Record set:
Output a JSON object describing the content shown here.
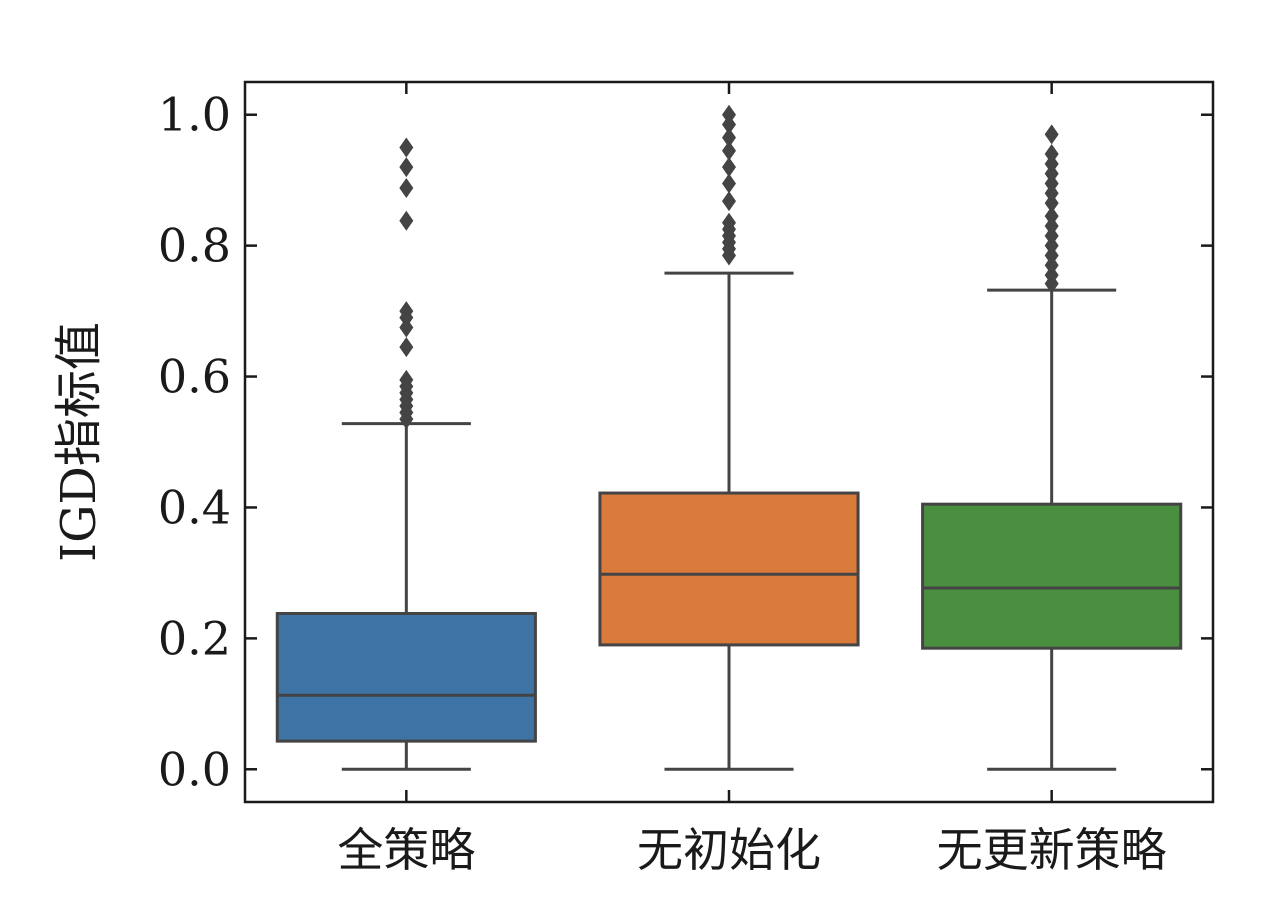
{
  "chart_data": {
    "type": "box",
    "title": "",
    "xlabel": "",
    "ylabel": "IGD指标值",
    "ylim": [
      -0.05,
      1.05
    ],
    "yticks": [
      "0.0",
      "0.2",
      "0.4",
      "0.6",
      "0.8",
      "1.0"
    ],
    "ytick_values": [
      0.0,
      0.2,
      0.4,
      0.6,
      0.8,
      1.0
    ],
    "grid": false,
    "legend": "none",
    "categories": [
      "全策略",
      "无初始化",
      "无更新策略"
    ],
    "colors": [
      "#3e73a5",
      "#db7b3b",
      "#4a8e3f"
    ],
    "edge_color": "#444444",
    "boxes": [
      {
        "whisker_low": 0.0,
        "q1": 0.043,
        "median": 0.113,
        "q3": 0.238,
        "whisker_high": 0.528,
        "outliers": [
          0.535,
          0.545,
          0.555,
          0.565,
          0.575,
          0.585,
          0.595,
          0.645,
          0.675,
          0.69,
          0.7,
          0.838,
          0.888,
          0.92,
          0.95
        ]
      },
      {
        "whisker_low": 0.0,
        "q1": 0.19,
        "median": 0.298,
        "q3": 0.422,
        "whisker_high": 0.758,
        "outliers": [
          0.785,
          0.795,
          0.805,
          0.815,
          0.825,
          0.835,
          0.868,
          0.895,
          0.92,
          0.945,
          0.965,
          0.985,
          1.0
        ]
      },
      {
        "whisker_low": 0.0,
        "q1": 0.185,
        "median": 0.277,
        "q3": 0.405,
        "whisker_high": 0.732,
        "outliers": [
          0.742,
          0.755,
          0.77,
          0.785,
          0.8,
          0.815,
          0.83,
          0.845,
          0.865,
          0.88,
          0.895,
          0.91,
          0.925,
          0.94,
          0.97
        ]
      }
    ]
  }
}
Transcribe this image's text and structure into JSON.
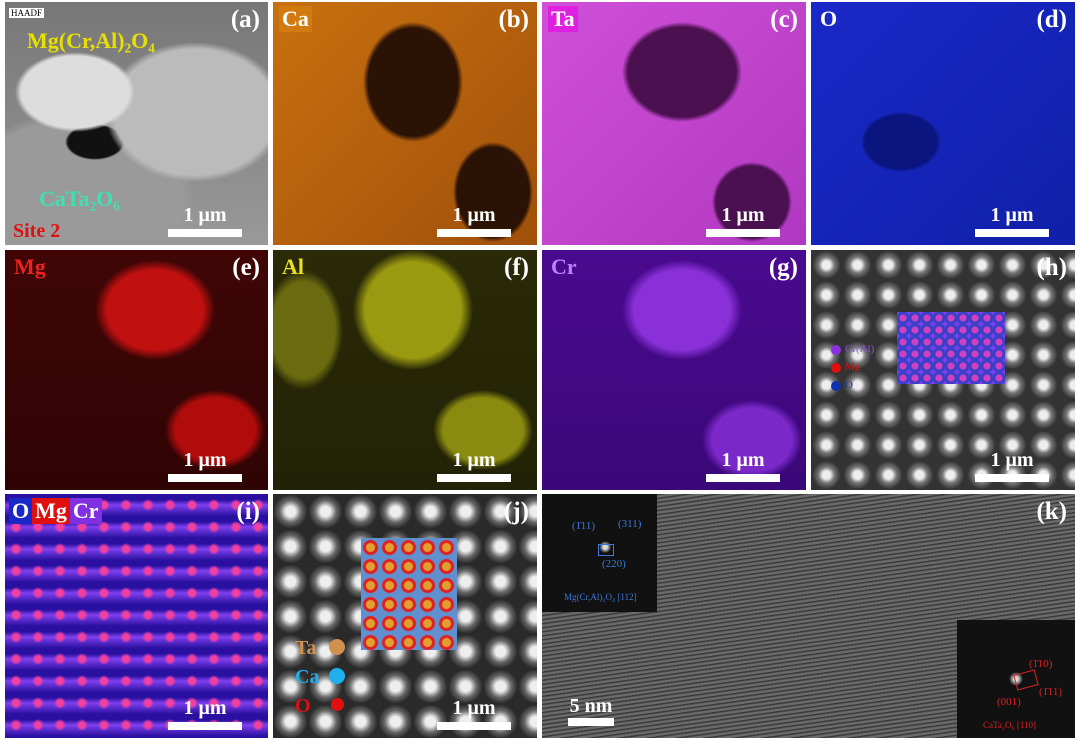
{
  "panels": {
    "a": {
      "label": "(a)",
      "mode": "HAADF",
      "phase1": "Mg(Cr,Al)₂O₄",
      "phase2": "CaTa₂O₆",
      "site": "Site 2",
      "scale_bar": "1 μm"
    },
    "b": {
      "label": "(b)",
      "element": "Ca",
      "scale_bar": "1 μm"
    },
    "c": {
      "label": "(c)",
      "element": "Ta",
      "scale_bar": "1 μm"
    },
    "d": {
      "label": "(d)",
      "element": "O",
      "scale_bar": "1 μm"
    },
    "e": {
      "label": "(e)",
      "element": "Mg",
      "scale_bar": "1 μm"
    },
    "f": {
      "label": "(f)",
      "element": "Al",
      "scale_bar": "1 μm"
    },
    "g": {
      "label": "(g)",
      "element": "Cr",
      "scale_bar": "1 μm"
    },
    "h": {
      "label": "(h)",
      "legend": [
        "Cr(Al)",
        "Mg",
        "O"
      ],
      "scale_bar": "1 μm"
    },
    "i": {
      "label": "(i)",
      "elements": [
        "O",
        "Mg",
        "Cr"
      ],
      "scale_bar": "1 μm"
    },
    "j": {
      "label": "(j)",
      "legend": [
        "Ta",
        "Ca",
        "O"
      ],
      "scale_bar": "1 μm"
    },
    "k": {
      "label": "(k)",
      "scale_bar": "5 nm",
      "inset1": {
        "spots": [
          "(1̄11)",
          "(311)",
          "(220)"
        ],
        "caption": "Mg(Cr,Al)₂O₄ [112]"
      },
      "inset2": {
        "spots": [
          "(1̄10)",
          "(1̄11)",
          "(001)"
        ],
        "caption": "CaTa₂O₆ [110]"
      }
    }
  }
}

Challenge: Copy all lines from the listing that contain "median".

Exercise response:
        "median": 0.113,
        "median": 0.298,
        "median": 0.277,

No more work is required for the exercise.